(Beginning of Data records)

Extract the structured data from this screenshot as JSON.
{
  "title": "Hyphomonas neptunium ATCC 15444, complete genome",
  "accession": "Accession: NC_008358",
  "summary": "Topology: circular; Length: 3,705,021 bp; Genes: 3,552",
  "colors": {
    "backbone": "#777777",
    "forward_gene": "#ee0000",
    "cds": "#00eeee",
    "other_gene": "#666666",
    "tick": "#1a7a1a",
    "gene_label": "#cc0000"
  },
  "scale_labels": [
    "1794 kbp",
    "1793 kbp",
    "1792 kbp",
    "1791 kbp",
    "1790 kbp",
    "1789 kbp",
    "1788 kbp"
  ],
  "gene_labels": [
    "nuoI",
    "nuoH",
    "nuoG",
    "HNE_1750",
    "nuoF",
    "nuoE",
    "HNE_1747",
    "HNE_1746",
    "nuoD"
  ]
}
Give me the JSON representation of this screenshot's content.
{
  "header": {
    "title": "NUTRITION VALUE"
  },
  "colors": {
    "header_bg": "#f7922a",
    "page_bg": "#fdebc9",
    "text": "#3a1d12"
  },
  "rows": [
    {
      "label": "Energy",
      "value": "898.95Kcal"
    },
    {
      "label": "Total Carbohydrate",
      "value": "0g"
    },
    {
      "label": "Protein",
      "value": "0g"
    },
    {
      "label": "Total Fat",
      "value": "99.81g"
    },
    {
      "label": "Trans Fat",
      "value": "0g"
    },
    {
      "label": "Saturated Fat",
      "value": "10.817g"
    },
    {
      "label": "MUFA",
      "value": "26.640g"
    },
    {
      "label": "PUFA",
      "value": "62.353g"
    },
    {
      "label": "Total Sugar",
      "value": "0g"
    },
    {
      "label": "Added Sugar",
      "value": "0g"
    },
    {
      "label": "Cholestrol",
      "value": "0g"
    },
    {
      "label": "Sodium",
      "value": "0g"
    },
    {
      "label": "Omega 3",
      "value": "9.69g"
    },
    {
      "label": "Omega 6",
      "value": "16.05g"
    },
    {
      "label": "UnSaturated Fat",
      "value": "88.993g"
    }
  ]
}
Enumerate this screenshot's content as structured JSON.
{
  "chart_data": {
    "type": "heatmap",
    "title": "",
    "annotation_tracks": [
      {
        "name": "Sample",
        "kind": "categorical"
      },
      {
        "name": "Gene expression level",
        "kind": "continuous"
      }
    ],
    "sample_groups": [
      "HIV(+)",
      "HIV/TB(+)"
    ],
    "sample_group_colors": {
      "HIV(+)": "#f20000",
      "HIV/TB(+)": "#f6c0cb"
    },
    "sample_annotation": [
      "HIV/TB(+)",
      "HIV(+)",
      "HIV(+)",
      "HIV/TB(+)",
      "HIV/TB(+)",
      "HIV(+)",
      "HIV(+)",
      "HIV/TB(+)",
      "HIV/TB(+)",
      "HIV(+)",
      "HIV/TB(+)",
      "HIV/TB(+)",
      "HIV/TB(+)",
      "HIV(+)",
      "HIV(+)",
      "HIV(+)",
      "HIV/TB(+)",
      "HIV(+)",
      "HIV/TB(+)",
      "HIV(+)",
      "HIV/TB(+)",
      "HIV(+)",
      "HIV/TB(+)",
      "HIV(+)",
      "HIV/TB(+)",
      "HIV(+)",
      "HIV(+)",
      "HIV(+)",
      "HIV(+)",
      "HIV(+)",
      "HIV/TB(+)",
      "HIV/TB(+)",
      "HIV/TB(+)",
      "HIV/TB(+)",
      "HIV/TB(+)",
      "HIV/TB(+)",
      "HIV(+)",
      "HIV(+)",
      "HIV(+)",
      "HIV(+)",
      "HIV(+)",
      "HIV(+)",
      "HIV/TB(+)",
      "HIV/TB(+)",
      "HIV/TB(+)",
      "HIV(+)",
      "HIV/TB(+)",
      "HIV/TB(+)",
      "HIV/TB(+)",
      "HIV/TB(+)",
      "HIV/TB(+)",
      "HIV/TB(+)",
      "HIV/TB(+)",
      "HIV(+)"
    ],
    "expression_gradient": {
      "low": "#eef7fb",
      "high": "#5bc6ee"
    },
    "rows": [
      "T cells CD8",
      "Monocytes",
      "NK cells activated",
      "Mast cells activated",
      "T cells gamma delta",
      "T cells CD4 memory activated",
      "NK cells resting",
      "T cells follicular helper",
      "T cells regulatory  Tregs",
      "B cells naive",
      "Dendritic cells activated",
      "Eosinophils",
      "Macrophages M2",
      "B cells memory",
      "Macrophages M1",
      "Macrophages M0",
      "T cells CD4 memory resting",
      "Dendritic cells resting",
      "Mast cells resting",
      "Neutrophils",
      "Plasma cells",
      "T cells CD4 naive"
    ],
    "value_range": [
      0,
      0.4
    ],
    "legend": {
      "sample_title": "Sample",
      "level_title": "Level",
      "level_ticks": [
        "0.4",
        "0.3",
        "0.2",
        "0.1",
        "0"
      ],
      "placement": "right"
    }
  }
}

(End of Data records)

:: To do ::
Using the data above, print every record exactly as shown.

:: Solution to this task ::
Extract the structured data from this screenshot as JSON.
{
  "title": "Hyphomonas neptunium ATCC 15444, complete genome",
  "accession": "Accession: NC_008358",
  "summary": "Topology: circular; Length: 3,705,021 bp; Genes: 3,552",
  "colors": {
    "backbone": "#777777",
    "forward_gene": "#ee0000",
    "cds": "#00eeee",
    "other_gene": "#666666",
    "tick": "#1a7a1a",
    "gene_label": "#cc0000"
  },
  "scale_labels": [
    "1794 kbp",
    "1793 kbp",
    "1792 kbp",
    "1791 kbp",
    "1790 kbp",
    "1789 kbp",
    "1788 kbp"
  ],
  "gene_labels": [
    "nuoI",
    "nuoH",
    "nuoG",
    "HNE_1750",
    "nuoF",
    "nuoE",
    "HNE_1747",
    "HNE_1746",
    "nuoD"
  ]
}
Give me the JSON representation of this screenshot's content.
{
  "header": {
    "title": "NUTRITION VALUE"
  },
  "colors": {
    "header_bg": "#f7922a",
    "page_bg": "#fdebc9",
    "text": "#3a1d12"
  },
  "rows": [
    {
      "label": "Energy",
      "value": "898.95Kcal"
    },
    {
      "label": "Total Carbohydrate",
      "value": "0g"
    },
    {
      "label": "Protein",
      "value": "0g"
    },
    {
      "label": "Total Fat",
      "value": "99.81g"
    },
    {
      "label": "Trans Fat",
      "value": "0g"
    },
    {
      "label": "Saturated Fat",
      "value": "10.817g"
    },
    {
      "label": "MUFA",
      "value": "26.640g"
    },
    {
      "label": "PUFA",
      "value": "62.353g"
    },
    {
      "label": "Total Sugar",
      "value": "0g"
    },
    {
      "label": "Added Sugar",
      "value": "0g"
    },
    {
      "label": "Cholestrol",
      "value": "0g"
    },
    {
      "label": "Sodium",
      "value": "0g"
    },
    {
      "label": "Omega 3",
      "value": "9.69g"
    },
    {
      "label": "Omega 6",
      "value": "16.05g"
    },
    {
      "label": "UnSaturated Fat",
      "value": "88.993g"
    }
  ]
}
Enumerate this screenshot's content as structured JSON.
{
  "chart_data": {
    "type": "heatmap",
    "title": "",
    "annotation_tracks": [
      {
        "name": "Sample",
        "kind": "categorical"
      },
      {
        "name": "Gene expression level",
        "kind": "continuous"
      }
    ],
    "sample_groups": [
      "HIV(+)",
      "HIV/TB(+)"
    ],
    "sample_group_colors": {
      "HIV(+)": "#f20000",
      "HIV/TB(+)": "#f6c0cb"
    },
    "sample_annotation": [
      "HIV/TB(+)",
      "HIV(+)",
      "HIV(+)",
      "HIV/TB(+)",
      "HIV/TB(+)",
      "HIV(+)",
      "HIV(+)",
      "HIV/TB(+)",
      "HIV/TB(+)",
      "HIV(+)",
      "HIV/TB(+)",
      "HIV/TB(+)",
      "HIV/TB(+)",
      "HIV(+)",
      "HIV(+)",
      "HIV(+)",
      "HIV/TB(+)",
      "HIV(+)",
      "HIV/TB(+)",
      "HIV(+)",
      "HIV/TB(+)",
      "HIV(+)",
      "HIV/TB(+)",
      "HIV(+)",
      "HIV/TB(+)",
      "HIV(+)",
      "HIV(+)",
      "HIV(+)",
      "HIV(+)",
      "HIV(+)",
      "HIV/TB(+)",
      "HIV/TB(+)",
      "HIV/TB(+)",
      "HIV/TB(+)",
      "HIV/TB(+)",
      "HIV/TB(+)",
      "HIV(+)",
      "HIV(+)",
      "HIV(+)",
      "HIV(+)",
      "HIV(+)",
      "HIV(+)",
      "HIV/TB(+)",
      "HIV/TB(+)",
      "HIV/TB(+)",
      "HIV(+)",
      "HIV/TB(+)",
      "HIV/TB(+)",
      "HIV/TB(+)",
      "HIV/TB(+)",
      "HIV/TB(+)",
      "HIV/TB(+)",
      "HIV/TB(+)",
      "HIV(+)"
    ],
    "expression_gradient": {
      "low": "#eef7fb",
      "high": "#5bc6ee"
    },
    "rows": [
      "T cells CD8",
      "Monocytes",
      "NK cells activated",
      "Mast cells activated",
      "T cells gamma delta",
      "T cells CD4 memory activated",
      "NK cells resting",
      "T cells follicular helper",
      "T cells regulatory  Tregs",
      "B cells naive",
      "Dendritic cells activated",
      "Eosinophils",
      "Macrophages M2",
      "B cells memory",
      "Macrophages M1",
      "Macrophages M0",
      "T cells CD4 memory resting",
      "Dendritic cells resting",
      "Mast cells resting",
      "Neutrophils",
      "Plasma cells",
      "T cells CD4 naive"
    ],
    "value_range": [
      0,
      0.4
    ],
    "legend": {
      "sample_title": "Sample",
      "level_title": "Level",
      "level_ticks": [
        "0.4",
        "0.3",
        "0.2",
        "0.1",
        "0"
      ],
      "placement": "right"
    }
  }
}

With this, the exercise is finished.